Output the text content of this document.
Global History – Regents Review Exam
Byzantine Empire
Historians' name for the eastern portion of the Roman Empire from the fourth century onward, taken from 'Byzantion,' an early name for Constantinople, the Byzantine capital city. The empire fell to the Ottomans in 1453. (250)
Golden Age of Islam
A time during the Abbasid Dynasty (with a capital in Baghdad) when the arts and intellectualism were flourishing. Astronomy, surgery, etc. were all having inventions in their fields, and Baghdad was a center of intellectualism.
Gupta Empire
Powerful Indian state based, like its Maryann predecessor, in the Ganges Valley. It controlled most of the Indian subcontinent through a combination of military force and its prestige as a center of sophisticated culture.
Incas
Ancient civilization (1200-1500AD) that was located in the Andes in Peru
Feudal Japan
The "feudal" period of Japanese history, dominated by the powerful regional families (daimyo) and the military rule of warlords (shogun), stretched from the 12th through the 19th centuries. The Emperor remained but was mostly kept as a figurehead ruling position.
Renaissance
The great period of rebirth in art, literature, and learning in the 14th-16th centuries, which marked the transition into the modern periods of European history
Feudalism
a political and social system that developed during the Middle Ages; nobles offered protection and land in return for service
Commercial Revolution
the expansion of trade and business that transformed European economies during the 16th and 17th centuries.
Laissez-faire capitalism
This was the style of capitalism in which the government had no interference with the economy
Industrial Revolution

----------------------------------------

● Written request: Using the records above, select and copy every line that has the word "capitalism".

● Exercise response:
Laissez-faire capitalism
This was the style of capitalism in which the government had no interference with the economy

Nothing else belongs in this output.